- Task goal -
Reproduce the records below in their entirety, character for character.

[Stored records]
-- BEGIN --

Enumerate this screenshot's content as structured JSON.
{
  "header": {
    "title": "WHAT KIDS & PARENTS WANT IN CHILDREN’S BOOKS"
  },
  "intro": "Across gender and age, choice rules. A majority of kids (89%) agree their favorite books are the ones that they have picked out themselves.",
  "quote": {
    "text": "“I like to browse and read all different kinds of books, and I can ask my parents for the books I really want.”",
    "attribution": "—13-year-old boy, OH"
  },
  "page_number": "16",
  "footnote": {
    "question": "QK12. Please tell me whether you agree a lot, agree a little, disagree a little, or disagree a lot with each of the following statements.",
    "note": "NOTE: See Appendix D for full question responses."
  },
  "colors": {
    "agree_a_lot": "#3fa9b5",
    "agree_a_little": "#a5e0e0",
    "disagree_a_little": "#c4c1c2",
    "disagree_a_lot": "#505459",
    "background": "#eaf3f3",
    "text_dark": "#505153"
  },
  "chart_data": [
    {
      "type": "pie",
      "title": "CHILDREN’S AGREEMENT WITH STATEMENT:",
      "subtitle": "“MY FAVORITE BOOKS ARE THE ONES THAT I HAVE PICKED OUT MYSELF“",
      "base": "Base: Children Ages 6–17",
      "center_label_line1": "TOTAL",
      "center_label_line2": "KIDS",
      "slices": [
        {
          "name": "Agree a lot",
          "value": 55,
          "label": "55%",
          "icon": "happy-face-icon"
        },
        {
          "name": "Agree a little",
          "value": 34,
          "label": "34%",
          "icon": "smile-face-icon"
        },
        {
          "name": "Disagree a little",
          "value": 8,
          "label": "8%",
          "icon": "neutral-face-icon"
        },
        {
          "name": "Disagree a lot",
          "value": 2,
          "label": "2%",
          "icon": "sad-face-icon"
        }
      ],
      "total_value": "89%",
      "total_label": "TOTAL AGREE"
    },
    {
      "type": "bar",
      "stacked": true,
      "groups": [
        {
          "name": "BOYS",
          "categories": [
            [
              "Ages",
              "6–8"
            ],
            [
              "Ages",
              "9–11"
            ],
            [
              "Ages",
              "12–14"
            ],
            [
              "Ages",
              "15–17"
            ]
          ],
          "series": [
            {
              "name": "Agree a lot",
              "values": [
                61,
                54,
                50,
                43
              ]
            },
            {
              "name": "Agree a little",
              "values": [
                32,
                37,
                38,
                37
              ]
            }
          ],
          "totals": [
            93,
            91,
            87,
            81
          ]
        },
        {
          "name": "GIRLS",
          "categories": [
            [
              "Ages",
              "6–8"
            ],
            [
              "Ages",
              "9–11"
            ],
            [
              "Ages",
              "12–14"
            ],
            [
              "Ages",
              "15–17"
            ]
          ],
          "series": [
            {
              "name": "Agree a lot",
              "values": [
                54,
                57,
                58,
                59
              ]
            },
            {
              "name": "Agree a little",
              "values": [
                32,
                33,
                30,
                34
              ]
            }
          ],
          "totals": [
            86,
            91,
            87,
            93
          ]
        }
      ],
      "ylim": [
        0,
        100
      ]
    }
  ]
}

-- END --

- Written response -
Enumerate this screenshot's content as structured JSON.
{
  "header": {
    "title": "WHAT KIDS & PARENTS WANT IN CHILDREN’S BOOKS"
  },
  "intro": "Across gender and age, choice rules. A majority of kids (89%) agree their favorite books are the ones that they have picked out themselves.",
  "quote": {
    "text": "“I like to browse and read all different kinds of books, and I can ask my parents for the books I really want.”",
    "attribution": "—13-year-old boy, OH"
  },
  "page_number": "16",
  "footnote": {
    "question": "QK12. Please tell me whether you agree a lot, agree a little, disagree a little, or disagree a lot with each of the following statements.",
    "note": "NOTE: See Appendix D for full question responses."
  },
  "colors": {
    "agree_a_lot": "#3fa9b5",
    "agree_a_little": "#a5e0e0",
    "disagree_a_little": "#c4c1c2",
    "disagree_a_lot": "#505459",
    "background": "#eaf3f3",
    "text_dark": "#505153"
  },
  "chart_data": [
    {
      "type": "pie",
      "title": "CHILDREN’S AGREEMENT WITH STATEMENT:",
      "subtitle": "“MY FAVORITE BOOKS ARE THE ONES THAT I HAVE PICKED OUT MYSELF“",
      "base": "Base: Children Ages 6–17",
      "center_label_line1": "TOTAL",
      "center_label_line2": "KIDS",
      "slices": [
        {
          "name": "Agree a lot",
          "value": 55,
          "label": "55%",
          "icon": "happy-face-icon"
        },
        {
          "name": "Agree a little",
          "value": 34,
          "label": "34%",
          "icon": "smile-face-icon"
        },
        {
          "name": "Disagree a little",
          "value": 8,
          "label": "8%",
          "icon": "neutral-face-icon"
        },
        {
          "name": "Disagree a lot",
          "value": 2,
          "label": "2%",
          "icon": "sad-face-icon"
        }
      ],
      "total_value": "89%",
      "total_label": "TOTAL AGREE"
    },
    {
      "type": "bar",
      "stacked": true,
      "groups": [
        {
          "name": "BOYS",
          "categories": [
            [
              "Ages",
              "6–8"
            ],
            [
              "Ages",
              "9–11"
            ],
            [
              "Ages",
              "12–14"
            ],
            [
              "Ages",
              "15–17"
            ]
          ],
          "series": [
            {
              "name": "Agree a lot",
              "values": [
                61,
                54,
                50,
                43
              ]
            },
            {
              "name": "Agree a little",
              "values": [
                32,
                37,
                38,
                37
              ]
            }
          ],
          "totals": [
            93,
            91,
            87,
            81
          ]
        },
        {
          "name": "GIRLS",
          "categories": [
            [
              "Ages",
              "6–8"
            ],
            [
              "Ages",
              "9–11"
            ],
            [
              "Ages",
              "12–14"
            ],
            [
              "Ages",
              "15–17"
            ]
          ],
          "series": [
            {
              "name": "Agree a lot",
              "values": [
                54,
                57,
                58,
                59
              ]
            },
            {
              "name": "Agree a little",
              "values": [
                32,
                33,
                30,
                34
              ]
            }
          ],
          "totals": [
            86,
            91,
            87,
            93
          ]
        }
      ],
      "ylim": [
        0,
        100
      ]
    }
  ]
}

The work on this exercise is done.